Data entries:
************
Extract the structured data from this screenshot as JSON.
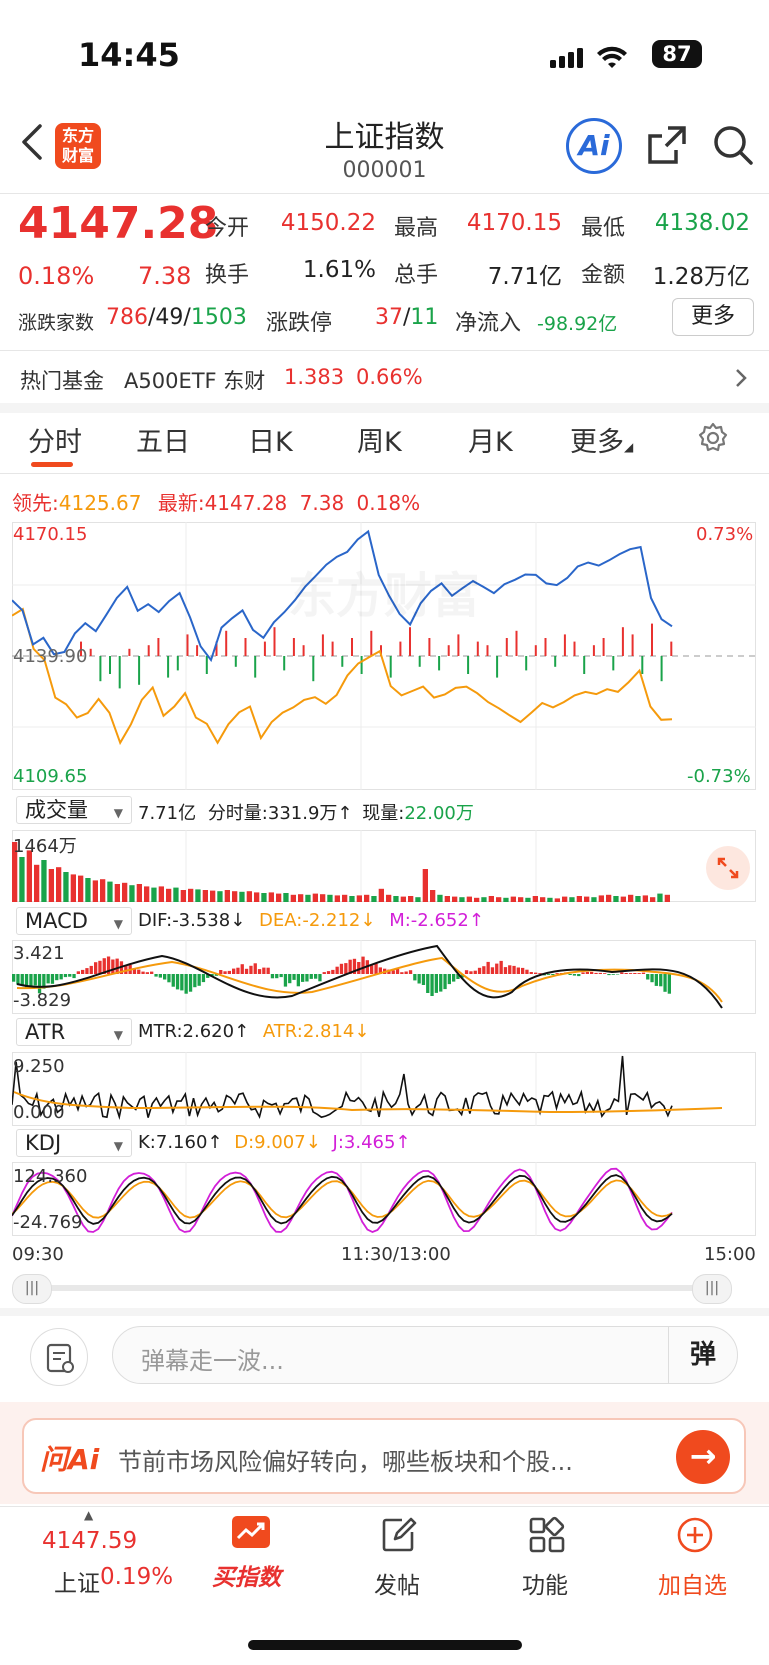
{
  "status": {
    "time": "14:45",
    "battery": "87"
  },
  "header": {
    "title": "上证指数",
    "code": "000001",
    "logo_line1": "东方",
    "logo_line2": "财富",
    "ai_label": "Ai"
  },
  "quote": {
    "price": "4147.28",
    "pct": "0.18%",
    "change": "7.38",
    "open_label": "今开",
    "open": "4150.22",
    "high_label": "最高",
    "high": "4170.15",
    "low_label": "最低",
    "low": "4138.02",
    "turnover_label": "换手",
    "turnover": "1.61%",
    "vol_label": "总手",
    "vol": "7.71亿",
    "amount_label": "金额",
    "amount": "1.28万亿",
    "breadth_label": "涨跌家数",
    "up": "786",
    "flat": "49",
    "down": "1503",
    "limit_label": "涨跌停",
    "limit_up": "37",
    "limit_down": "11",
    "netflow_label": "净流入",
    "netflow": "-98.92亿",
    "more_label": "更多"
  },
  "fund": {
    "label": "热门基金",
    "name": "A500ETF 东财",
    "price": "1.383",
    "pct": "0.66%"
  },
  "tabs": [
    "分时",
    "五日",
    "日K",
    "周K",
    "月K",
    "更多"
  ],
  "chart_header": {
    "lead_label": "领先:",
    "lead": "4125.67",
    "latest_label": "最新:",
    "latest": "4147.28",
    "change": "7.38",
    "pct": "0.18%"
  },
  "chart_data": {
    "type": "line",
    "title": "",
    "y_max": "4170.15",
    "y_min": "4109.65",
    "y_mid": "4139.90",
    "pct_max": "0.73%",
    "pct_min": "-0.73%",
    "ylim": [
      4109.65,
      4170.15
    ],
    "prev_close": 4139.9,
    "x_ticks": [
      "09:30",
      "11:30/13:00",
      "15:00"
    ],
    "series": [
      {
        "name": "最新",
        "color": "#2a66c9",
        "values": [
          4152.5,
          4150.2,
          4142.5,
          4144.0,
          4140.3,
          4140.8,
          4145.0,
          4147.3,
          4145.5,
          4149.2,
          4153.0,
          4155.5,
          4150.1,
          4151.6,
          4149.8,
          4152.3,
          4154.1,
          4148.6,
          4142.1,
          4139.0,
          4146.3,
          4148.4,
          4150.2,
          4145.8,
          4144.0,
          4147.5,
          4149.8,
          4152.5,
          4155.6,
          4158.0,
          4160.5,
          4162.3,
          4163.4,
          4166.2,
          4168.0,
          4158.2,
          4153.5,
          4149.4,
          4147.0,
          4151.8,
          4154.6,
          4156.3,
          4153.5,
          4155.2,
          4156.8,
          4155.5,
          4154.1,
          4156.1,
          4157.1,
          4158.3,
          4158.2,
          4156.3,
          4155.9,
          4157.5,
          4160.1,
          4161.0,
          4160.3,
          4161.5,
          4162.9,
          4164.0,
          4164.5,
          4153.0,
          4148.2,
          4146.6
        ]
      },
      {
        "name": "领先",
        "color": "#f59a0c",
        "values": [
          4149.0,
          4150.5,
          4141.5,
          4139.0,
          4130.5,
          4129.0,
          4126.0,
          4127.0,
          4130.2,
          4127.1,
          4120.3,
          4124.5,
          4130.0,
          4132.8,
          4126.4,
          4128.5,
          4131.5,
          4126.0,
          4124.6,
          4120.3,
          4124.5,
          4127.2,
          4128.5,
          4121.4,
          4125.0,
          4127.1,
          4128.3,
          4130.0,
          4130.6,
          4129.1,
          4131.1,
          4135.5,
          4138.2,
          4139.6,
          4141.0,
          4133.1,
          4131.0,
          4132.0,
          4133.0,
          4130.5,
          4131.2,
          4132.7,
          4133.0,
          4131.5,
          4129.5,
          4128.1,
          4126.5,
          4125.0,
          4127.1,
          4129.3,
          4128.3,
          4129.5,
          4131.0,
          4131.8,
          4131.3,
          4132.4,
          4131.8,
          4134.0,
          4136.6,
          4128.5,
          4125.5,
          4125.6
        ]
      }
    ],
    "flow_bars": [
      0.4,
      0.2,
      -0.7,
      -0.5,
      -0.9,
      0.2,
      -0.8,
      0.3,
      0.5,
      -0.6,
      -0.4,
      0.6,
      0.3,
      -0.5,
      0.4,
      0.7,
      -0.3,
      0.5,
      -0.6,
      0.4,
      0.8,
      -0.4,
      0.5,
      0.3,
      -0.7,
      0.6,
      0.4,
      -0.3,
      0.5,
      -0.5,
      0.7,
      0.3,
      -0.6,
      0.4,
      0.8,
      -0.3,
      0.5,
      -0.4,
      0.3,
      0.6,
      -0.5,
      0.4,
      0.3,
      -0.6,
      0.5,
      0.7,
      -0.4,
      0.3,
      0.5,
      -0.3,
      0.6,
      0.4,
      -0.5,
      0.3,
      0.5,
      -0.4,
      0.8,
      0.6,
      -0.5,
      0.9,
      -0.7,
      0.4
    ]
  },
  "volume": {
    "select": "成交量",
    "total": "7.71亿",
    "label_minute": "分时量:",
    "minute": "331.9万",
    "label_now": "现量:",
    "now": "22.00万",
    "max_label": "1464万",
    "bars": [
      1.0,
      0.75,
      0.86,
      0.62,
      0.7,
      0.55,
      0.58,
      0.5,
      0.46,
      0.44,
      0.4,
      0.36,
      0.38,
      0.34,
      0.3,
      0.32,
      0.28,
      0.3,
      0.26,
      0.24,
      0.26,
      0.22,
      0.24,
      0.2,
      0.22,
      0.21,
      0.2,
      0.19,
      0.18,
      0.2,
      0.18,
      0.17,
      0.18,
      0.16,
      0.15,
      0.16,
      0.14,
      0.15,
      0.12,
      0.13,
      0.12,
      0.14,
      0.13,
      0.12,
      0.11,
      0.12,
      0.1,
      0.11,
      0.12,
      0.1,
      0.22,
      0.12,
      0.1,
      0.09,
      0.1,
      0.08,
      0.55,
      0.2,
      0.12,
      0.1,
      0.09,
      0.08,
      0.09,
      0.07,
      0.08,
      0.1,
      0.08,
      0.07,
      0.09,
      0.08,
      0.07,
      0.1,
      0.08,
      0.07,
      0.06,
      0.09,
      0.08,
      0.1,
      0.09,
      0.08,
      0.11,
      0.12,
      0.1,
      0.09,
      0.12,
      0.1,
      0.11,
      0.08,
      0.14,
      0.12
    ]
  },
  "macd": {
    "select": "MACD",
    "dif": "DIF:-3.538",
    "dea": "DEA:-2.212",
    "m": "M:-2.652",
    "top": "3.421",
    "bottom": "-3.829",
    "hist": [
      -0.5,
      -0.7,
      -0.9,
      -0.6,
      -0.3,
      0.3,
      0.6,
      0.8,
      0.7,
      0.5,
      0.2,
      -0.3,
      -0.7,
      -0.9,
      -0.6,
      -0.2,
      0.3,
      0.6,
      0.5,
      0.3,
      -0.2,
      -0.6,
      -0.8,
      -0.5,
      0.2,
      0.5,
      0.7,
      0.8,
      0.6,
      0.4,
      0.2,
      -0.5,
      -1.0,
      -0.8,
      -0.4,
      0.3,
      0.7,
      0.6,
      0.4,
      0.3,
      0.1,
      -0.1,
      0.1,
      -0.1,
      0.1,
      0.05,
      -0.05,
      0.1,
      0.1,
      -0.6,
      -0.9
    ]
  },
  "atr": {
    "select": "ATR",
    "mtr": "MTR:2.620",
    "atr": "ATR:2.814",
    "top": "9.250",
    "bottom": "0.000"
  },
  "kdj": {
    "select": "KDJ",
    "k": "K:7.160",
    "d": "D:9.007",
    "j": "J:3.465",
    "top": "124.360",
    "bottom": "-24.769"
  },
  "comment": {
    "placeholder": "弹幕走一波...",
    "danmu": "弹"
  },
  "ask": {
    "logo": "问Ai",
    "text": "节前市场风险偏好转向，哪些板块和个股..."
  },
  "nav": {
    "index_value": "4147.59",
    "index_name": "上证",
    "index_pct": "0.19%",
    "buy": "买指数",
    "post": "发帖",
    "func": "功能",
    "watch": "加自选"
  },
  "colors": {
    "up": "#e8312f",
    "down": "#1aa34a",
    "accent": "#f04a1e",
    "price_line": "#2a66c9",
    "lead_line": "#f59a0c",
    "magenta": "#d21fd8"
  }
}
************
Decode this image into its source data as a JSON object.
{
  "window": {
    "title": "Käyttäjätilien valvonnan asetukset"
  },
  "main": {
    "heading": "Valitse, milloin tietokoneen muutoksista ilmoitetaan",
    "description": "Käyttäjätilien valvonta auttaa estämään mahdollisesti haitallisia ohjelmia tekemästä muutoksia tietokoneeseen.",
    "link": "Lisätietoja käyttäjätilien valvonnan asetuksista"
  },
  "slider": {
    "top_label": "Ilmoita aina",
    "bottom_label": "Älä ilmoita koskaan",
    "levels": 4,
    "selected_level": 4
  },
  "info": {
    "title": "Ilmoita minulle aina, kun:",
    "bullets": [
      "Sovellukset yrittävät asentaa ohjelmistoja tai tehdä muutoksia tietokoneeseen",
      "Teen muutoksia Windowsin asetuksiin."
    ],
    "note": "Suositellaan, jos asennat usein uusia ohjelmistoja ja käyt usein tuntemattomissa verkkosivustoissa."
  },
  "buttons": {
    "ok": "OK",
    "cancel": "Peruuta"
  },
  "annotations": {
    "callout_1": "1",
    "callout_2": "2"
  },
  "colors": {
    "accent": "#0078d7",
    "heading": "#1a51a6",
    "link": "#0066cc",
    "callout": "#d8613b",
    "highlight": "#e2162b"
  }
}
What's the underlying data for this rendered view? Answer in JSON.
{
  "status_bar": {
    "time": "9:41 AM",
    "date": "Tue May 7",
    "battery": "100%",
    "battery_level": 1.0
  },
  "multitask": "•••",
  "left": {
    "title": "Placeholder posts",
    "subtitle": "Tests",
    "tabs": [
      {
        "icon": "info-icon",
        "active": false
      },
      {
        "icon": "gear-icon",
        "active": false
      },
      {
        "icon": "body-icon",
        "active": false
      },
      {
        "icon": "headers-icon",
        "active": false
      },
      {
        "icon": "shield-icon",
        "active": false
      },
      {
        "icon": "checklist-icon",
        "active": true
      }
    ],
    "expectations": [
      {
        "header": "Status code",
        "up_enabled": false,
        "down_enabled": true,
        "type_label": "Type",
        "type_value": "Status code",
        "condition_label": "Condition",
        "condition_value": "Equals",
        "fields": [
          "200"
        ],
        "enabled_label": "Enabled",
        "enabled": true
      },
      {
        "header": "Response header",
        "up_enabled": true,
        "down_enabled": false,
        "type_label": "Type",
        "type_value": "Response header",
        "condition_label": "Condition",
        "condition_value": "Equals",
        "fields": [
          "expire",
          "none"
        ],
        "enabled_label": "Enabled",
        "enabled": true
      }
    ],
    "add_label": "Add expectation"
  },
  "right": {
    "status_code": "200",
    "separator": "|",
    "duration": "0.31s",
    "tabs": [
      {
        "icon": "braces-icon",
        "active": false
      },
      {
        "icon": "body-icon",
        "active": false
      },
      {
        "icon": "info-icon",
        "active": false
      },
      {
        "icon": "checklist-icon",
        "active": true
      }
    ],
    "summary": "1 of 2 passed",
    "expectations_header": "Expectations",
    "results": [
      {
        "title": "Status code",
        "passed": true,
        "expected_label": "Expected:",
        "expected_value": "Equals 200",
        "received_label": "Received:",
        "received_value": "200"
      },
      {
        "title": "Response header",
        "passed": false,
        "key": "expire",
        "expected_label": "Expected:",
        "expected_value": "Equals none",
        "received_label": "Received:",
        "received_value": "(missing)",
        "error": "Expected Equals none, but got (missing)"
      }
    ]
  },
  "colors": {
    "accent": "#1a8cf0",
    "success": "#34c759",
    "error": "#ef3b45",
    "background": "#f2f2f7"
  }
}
************
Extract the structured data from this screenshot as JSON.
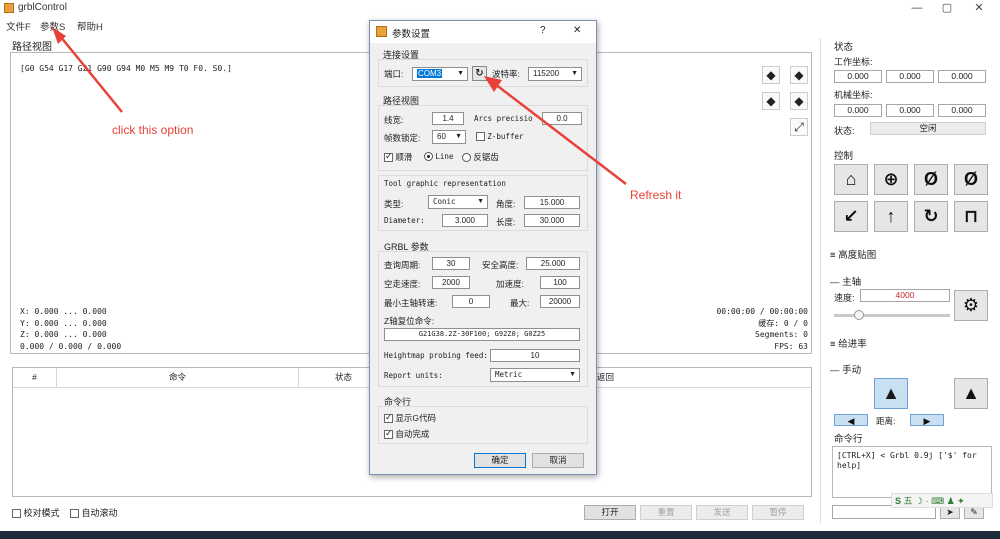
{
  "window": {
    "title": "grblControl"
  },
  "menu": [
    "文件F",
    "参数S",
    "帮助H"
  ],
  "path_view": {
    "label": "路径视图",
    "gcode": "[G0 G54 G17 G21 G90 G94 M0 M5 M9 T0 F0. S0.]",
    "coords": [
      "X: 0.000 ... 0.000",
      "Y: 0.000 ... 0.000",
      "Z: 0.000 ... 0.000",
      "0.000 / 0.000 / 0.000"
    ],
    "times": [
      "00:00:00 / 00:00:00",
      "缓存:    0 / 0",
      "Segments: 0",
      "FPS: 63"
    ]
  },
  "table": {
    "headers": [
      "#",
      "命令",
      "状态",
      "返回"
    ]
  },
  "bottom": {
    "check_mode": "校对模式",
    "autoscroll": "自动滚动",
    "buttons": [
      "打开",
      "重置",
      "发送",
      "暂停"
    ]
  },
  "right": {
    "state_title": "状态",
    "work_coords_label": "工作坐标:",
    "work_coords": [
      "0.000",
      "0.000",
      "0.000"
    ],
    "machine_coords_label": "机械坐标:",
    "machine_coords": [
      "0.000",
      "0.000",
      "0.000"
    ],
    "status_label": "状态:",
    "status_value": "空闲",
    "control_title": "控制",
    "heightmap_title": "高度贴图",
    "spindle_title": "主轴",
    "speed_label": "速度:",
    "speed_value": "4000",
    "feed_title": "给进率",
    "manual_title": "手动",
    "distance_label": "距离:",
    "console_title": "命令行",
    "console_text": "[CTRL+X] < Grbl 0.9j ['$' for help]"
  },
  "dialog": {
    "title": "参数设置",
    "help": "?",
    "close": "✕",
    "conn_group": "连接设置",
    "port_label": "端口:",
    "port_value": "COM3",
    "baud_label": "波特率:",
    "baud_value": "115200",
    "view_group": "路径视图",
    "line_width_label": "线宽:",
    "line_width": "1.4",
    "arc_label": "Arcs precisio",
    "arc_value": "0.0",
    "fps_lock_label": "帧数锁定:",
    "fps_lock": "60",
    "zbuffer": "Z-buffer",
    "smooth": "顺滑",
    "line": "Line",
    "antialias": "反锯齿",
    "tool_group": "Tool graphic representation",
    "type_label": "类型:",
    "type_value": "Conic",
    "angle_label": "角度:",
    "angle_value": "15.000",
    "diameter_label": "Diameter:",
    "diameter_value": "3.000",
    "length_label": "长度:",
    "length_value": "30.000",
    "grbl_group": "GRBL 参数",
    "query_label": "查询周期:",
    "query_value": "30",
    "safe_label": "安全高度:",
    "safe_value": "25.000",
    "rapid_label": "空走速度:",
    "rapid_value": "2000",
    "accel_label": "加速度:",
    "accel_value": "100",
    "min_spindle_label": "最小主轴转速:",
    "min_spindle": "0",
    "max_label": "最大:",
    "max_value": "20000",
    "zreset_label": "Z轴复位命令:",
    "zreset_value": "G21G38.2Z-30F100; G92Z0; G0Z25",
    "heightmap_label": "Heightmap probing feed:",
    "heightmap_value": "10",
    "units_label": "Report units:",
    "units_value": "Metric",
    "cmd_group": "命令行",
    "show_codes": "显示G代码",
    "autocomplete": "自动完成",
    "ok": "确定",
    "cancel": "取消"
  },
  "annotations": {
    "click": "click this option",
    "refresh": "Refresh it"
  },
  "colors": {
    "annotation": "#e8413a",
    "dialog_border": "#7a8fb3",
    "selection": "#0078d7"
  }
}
************
Show, from the material above, each line that includes the string "this".

Solution to the problem:
Extract the structured data from this screenshot as JSON.
Decode this image into its source data as a JSON object.
What's the underlying data for this rendered view? Answer in JSON.
Extract the structured data from this screenshot as JSON.
    "click": "click this option",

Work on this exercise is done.